Copy out the stretch of the Kobo Mini text from "Kobo claims the" through "micro-USB connecting port.", renaming "Wi-Fi" as "wireless networking".

**Exercise passage**.

== Segment start ==

The Kobo Mini is a miniature, touch-based e-book reader produced by Kobo Inc.

Hardware 
Kobo Mini was introduced on 6 September 2012, with the Kobo Glo and Kobo Arc. Marketed with the slogan "Small is a Big Deal", it was targeted to those who wanted a pocket-sized device.

Kobo Mini includes an E Ink screen for legibility in direct sunlight. It also included 2 GB of internal storage (although some units were shipped with 4 GB cards internally, which may be modified by the user, voiding any warranty, to gain access to the unpartitioned space). A distinguishing feature included SnapBacks (removable back covers) available in three colors at launch (Teal, Ruby Red, and Purple) with the distinct Kobo quilt pattern. Kobo Mini was available in two colours: black, and white.

The Kobo Mini was intended to compete with the basic Kindle and Nook Simple Touch, with a similar price, identical screen resolution, and the same amount of storage. Advantages included the smaller dimensions and lighter weight.

Kobo claims the battery lasts for a month, assuming 30 minutes of reading a day and Wi-Fi turned off. Charging the Kobo, as well as transferring documents, is accomplished with the micro-USB connecting port.

Software
Kobo Mini runs on the Kobo Firmware, based on the Linux kernel. The software is available in 8 languages and 2 variants: English, French, Canadian French, Japanese, German, Dutch, Italian, Spanish, Portuguese, and Brazilian Portuguese.

The main screen shows tiles that automatically update based on actions the user has performed. Tiles may appear for books, newspapers, magazines, store categories, or games the user has recently read, browsed, or played, respectively. The main screen is called "Reading Life".

== Segment end ==

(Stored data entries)
== Segment start ==

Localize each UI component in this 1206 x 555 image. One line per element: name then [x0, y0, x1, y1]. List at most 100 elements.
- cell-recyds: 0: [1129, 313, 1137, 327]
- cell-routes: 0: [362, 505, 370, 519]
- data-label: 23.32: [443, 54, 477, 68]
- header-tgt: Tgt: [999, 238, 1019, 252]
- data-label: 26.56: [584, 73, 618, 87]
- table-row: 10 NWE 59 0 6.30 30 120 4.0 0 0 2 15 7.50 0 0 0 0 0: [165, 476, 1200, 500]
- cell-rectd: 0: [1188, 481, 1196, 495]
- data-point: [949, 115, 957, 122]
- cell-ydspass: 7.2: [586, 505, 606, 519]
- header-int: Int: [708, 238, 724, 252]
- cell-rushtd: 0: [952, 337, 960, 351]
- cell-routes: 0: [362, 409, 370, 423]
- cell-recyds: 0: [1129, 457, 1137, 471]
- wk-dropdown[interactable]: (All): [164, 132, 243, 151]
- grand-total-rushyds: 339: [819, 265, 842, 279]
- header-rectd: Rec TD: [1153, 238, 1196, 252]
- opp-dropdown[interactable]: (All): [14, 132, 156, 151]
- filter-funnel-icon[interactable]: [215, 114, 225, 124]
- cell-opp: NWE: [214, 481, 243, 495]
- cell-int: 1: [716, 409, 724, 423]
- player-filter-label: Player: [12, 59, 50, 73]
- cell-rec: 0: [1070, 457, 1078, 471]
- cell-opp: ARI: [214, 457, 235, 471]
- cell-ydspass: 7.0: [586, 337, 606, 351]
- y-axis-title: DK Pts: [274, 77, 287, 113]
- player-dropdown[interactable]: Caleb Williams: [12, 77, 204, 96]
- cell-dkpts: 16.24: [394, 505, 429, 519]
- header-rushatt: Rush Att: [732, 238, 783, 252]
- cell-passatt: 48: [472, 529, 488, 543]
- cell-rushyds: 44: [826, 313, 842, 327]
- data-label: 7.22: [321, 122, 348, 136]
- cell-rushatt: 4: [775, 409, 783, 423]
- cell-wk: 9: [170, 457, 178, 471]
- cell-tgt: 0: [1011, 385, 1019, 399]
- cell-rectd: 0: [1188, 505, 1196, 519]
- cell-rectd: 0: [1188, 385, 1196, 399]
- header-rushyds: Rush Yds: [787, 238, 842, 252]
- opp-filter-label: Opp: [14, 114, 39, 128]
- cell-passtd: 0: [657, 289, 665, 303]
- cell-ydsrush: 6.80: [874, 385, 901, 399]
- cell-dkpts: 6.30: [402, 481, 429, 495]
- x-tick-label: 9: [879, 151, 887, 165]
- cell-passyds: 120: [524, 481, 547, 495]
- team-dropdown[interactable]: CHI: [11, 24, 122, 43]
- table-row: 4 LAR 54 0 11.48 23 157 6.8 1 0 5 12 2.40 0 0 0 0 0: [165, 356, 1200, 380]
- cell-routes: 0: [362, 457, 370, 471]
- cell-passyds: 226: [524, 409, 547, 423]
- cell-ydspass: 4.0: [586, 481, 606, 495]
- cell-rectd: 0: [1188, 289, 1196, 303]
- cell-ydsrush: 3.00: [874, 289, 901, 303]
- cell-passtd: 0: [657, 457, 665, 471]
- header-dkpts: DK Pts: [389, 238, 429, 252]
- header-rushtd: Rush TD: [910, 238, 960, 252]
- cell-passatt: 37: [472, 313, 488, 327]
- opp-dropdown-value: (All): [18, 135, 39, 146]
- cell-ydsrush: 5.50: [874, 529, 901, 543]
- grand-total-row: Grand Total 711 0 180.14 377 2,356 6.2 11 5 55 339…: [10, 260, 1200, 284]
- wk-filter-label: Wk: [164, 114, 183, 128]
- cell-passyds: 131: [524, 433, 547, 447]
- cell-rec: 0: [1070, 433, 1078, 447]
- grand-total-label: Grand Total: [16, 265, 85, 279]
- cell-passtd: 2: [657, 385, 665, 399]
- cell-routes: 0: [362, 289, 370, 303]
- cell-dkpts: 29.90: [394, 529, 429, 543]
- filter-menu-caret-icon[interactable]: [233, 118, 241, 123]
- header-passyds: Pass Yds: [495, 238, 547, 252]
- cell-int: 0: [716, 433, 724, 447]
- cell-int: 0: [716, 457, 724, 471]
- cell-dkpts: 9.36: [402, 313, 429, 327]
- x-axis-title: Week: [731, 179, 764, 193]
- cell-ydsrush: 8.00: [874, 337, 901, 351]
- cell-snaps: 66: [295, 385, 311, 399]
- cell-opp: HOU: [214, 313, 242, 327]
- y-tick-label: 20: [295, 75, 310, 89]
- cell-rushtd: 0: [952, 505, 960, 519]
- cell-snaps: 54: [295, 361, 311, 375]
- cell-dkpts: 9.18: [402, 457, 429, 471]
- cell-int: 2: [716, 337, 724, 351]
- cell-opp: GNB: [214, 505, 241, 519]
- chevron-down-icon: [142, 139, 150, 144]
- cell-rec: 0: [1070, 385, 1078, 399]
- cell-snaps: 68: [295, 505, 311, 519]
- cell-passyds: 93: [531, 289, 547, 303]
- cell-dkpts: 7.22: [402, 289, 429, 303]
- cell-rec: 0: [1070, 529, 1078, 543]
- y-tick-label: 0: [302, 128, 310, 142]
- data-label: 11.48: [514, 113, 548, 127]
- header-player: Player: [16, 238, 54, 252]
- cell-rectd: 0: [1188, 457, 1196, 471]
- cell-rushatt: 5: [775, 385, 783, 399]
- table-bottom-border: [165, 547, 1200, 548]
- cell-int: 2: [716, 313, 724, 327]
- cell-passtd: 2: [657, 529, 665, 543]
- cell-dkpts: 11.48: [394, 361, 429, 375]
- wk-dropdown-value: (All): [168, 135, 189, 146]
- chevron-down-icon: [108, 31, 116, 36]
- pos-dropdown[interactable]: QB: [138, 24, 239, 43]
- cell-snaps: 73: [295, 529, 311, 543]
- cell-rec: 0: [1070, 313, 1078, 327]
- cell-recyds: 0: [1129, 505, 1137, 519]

== Segment end ==

**Solution**.
Kobo claims the battery lasts for a month, assuming 30 minutes of reading a day and wireless networking turned off. Charging the Kobo, as well as transferring documents, is accomplished with the micro-USB connecting port.